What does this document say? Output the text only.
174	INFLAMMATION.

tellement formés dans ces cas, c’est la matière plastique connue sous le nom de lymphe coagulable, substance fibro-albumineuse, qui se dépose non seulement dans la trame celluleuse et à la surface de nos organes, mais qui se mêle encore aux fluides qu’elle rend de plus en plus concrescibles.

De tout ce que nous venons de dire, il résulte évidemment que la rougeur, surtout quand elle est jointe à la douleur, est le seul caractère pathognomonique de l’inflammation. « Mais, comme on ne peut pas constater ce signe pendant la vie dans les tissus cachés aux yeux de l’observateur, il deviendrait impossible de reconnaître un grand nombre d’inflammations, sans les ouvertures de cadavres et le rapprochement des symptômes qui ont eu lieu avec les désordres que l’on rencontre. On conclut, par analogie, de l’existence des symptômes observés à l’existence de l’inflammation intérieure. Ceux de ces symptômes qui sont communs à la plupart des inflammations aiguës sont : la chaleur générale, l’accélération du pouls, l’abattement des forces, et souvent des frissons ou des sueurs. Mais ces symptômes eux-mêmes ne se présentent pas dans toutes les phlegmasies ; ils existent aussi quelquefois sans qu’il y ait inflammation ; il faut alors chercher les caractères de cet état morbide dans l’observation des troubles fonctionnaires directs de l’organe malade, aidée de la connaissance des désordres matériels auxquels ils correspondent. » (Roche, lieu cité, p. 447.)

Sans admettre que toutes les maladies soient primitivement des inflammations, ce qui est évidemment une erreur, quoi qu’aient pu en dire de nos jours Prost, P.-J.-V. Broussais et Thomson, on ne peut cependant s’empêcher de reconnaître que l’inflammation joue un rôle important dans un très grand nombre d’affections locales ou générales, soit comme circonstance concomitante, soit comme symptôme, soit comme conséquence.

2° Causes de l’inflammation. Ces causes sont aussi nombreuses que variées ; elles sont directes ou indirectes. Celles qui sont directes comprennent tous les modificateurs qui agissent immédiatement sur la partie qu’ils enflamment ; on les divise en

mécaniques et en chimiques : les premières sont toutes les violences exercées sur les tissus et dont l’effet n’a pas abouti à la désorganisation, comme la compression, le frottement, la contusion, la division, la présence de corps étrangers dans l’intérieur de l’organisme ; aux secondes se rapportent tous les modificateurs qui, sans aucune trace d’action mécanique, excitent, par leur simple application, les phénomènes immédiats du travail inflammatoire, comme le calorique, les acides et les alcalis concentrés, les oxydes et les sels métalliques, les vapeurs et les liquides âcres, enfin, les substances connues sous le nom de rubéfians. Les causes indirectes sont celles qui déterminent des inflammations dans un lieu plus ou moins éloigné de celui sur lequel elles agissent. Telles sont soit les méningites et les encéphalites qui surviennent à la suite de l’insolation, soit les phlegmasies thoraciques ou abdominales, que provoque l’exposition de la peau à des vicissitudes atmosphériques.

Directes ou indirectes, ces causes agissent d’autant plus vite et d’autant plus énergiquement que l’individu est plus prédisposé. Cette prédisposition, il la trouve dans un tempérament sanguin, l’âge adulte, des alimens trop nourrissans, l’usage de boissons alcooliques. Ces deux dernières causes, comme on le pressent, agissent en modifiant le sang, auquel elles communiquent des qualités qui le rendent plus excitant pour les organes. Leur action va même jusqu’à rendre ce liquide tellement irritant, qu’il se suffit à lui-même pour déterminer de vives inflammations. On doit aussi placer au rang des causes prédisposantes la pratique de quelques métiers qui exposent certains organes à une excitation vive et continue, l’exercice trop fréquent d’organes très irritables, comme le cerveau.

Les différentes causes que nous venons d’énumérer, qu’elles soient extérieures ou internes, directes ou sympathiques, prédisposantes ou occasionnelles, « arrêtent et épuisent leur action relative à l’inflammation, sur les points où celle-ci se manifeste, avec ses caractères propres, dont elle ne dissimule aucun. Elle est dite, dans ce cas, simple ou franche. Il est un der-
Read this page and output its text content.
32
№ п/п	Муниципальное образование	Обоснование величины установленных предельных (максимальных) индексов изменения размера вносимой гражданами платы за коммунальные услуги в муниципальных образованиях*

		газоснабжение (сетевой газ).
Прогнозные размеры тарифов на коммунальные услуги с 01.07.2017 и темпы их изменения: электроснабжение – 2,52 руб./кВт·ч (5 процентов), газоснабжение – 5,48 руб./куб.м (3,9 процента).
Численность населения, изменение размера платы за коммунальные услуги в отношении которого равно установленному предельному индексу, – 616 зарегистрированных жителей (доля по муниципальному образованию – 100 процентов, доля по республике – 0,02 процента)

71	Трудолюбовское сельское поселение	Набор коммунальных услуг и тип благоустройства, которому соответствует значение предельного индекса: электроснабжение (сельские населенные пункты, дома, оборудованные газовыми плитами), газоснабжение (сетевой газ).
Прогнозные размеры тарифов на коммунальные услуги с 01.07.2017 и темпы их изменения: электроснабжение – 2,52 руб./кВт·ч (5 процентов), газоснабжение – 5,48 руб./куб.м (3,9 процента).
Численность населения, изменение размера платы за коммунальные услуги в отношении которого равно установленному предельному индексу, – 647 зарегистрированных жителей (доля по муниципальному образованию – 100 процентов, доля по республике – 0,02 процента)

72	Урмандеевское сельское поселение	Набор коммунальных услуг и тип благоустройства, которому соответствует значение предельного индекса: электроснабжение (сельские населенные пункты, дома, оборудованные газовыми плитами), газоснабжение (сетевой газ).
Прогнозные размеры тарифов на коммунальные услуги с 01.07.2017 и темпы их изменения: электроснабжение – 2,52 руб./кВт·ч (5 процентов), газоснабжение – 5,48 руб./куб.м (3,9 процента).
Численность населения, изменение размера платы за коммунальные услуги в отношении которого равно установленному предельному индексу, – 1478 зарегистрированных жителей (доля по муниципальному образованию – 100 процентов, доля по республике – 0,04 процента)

* * * * * * *

- [The problem]
All entries must be repeated verbatim.

- [Answer]
What does this document say? Output the text only.
174	INFLAMMATION.

tellement formés dans ces cas, c’est la matière plastique connue sous le nom de lymphe coagulable, substance fibro-albumineuse, qui se dépose non seulement dans la trame celluleuse et à la surface de nos organes, mais qui se mêle encore aux fluides qu’elle rend de plus en plus concrescibles.

De tout ce que nous venons de dire, il résulte évidemment que la rougeur, surtout quand elle est jointe à la douleur, est le seul caractère pathognomonique de l’inflammation. « Mais, comme on ne peut pas constater ce signe pendant la vie dans les tissus cachés aux yeux de l’observateur, il deviendrait impossible de reconnaître un grand nombre d’inflammations, sans les ouvertures de cadavres et le rapprochement des symptômes qui ont eu lieu avec les désordres que l’on rencontre. On conclut, par analogie, de l’existence des symptômes observés à l’existence de l’inflammation intérieure. Ceux de ces symptômes qui sont communs à la plupart des inflammations aiguës sont : la chaleur générale, l’accélération du pouls, l’abattement des forces, et souvent des frissons ou des sueurs. Mais ces symptômes eux-mêmes ne se présentent pas dans toutes les phlegmasies ; ils existent aussi quelquefois sans qu’il y ait inflammation ; il faut alors chercher les caractères de cet état morbide dans l’observation des troubles fonctionnaires directs de l’organe malade, aidée de la connaissance des désordres matériels auxquels ils correspondent. » (Roche, lieu cité, p. 447.)

Sans admettre que toutes les maladies soient primitivement des inflammations, ce qui est évidemment une erreur, quoi qu’aient pu en dire de nos jours Prost, P.-J.-V. Broussais et Thomson, on ne peut cependant s’empêcher de reconnaître que l’inflammation joue un rôle important dans un très grand nombre d’affections locales ou générales, soit comme circonstance concomitante, soit comme symptôme, soit comme conséquence.

2° Causes de l’inflammation. Ces causes sont aussi nombreuses que variées ; elles sont directes ou indirectes. Celles qui sont directes comprennent tous les modificateurs qui agissent immédiatement sur la partie qu’ils enflamment ; on les divise en

mécaniques et en chimiques : les premières sont toutes les violences exercées sur les tissus et dont l’effet n’a pas abouti à la désorganisation, comme la compression, le frottement, la contusion, la division, la présence de corps étrangers dans l’intérieur de l’organisme ; aux secondes se rapportent tous les modificateurs qui, sans aucune trace d’action mécanique, excitent, par leur simple application, les phénomènes immédiats du travail inflammatoire, comme le calorique, les acides et les alcalis concentrés, les oxydes et les sels métalliques, les vapeurs et les liquides âcres, enfin, les substances connues sous le nom de rubéfians. Les causes indirectes sont celles qui déterminent des inflammations dans un lieu plus ou moins éloigné de celui sur lequel elles agissent. Telles sont soit les méningites et les encéphalites qui surviennent à la suite de l’insolation, soit les phlegmasies thoraciques ou abdominales, que provoque l’exposition de la peau à des vicissitudes atmosphériques.

Directes ou indirectes, ces causes agissent d’autant plus vite et d’autant plus énergiquement que l’individu est plus prédisposé. Cette prédisposition, il la trouve dans un tempérament sanguin, l’âge adulte, des alimens trop nourrissans, l’usage de boissons alcooliques. Ces deux dernières causes, comme on le pressent, agissent en modifiant le sang, auquel elles communiquent des qualités qui le rendent plus excitant pour les organes. Leur action va même jusqu’à rendre ce liquide tellement irritant, qu’il se suffit à lui-même pour déterminer de vives inflammations. On doit aussi placer au rang des causes prédisposantes la pratique de quelques métiers qui exposent certains organes à une excitation vive et continue, l’exercice trop fréquent d’organes très irritables, comme le cerveau.

Les différentes causes que nous venons d’énumérer, qu’elles soient extérieures ou internes, directes ou sympathiques, prédisposantes ou occasionnelles, « arrêtent et épuisent leur action relative à l’inflammation, sur les points où celle-ci se manifeste, avec ses caractères propres, dont elle ne dissimule aucun. Elle est dite, dans ce cas, simple ou franche. Il est un der-
Read this page and output its text content.
32
№ п/п	Муниципальное образование	Обоснование величины установленных предельных (максимальных) индексов изменения размера вносимой гражданами платы за коммунальные услуги в муниципальных образованиях*

		газоснабжение (сетевой газ).
Прогнозные размеры тарифов на коммунальные услуги с 01.07.2017 и темпы их изменения: электроснабжение – 2,52 руб./кВт·ч (5 процентов), газоснабжение – 5,48 руб./куб.м (3,9 процента).
Численность населения, изменение размера платы за коммунальные услуги в отношении которого равно установленному предельному индексу, – 616 зарегистрированных жителей (доля по муниципальному образованию – 100 процентов, доля по республике – 0,02 процента)

71	Трудолюбовское сельское поселение	Набор коммунальных услуг и тип благоустройства, которому соответствует значение предельного индекса: электроснабжение (сельские населенные пункты, дома, оборудованные газовыми плитами), газоснабжение (сетевой газ).
Прогнозные размеры тарифов на коммунальные услуги с 01.07.2017 и темпы их изменения: электроснабжение – 2,52 руб./кВт·ч (5 процентов), газоснабжение – 5,48 руб./куб.м (3,9 процента).
Численность населения, изменение размера платы за коммунальные услуги в отношении которого равно установленному предельному индексу, – 647 зарегистрированных жителей (доля по муниципальному образованию – 100 процентов, доля по республике – 0,02 процента)

72	Урмандеевское сельское поселение	Набор коммунальных услуг и тип благоустройства, которому соответствует значение предельного индекса: электроснабжение (сельские населенные пункты, дома, оборудованные газовыми плитами), газоснабжение (сетевой газ).
Прогнозные размеры тарифов на коммунальные услуги с 01.07.2017 и темпы их изменения: электроснабжение – 2,52 руб./кВт·ч (5 процентов), газоснабжение – 5,48 руб./куб.м (3,9 процента).
Численность населения, изменение размера платы за коммунальные услуги в отношении которого равно установленному предельному индексу, – 1478 зарегистрированных жителей (доля по муниципальному образованию – 100 процентов, доля по республике – 0,04 процента)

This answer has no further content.